== Your instructions ==
Wherever the word "title" appears in a line, copy that line.

▶

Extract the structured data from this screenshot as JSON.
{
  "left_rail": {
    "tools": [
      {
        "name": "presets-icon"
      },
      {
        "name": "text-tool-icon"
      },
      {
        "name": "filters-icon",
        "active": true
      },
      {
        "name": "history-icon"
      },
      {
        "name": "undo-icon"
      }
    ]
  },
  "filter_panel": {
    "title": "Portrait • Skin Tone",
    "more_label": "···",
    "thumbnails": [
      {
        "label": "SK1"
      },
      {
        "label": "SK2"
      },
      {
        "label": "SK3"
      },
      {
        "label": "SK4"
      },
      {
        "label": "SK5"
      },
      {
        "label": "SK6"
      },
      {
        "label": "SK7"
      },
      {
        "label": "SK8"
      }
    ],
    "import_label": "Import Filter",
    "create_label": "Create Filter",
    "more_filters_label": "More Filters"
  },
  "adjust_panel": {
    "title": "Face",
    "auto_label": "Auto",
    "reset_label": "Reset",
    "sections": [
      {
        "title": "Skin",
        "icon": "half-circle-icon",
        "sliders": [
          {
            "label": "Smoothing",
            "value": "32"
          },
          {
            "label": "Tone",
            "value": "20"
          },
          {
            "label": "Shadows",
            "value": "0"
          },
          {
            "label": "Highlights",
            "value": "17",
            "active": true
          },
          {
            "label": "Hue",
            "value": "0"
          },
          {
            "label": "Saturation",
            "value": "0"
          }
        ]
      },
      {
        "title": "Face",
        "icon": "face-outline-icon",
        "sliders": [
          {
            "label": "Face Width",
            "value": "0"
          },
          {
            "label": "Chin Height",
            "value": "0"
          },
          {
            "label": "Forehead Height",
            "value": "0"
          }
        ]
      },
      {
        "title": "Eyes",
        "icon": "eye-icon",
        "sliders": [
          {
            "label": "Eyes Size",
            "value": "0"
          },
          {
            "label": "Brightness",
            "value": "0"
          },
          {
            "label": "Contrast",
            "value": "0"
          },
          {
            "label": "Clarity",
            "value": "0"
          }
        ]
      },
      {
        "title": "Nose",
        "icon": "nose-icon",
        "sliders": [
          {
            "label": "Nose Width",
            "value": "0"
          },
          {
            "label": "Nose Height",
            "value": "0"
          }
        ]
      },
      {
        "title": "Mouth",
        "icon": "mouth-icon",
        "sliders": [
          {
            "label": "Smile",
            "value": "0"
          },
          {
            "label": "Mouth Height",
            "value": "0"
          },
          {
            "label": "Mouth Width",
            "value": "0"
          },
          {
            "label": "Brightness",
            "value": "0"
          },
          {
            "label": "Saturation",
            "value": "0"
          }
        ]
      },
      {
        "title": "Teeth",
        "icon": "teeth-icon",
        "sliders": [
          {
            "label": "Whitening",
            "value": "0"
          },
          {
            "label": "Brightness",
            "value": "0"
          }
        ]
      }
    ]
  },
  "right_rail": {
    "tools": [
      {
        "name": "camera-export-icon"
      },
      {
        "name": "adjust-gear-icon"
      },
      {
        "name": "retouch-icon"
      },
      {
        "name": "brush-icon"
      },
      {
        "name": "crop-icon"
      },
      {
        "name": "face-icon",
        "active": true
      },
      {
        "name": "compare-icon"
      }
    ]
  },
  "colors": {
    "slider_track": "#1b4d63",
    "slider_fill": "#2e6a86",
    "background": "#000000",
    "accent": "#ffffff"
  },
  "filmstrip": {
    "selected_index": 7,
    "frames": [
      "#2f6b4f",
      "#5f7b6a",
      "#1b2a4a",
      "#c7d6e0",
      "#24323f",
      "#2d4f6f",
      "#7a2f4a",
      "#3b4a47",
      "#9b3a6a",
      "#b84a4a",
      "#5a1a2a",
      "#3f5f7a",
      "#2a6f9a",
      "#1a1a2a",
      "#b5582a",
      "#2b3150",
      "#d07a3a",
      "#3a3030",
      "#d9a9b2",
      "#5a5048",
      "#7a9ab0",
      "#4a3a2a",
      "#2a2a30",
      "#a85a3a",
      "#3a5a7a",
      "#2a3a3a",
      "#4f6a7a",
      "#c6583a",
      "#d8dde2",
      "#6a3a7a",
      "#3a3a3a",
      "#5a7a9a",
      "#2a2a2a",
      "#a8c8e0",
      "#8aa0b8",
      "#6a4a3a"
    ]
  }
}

◀

== Reply to the exercise ==
    "title": "Portrait • Skin Tone",
    "title": "Face",
        "title": "Skin",
        "title": "Face",
        "title": "Eyes",
        "title": "Nose",
        "title": "Mouth",
        "title": "Teeth",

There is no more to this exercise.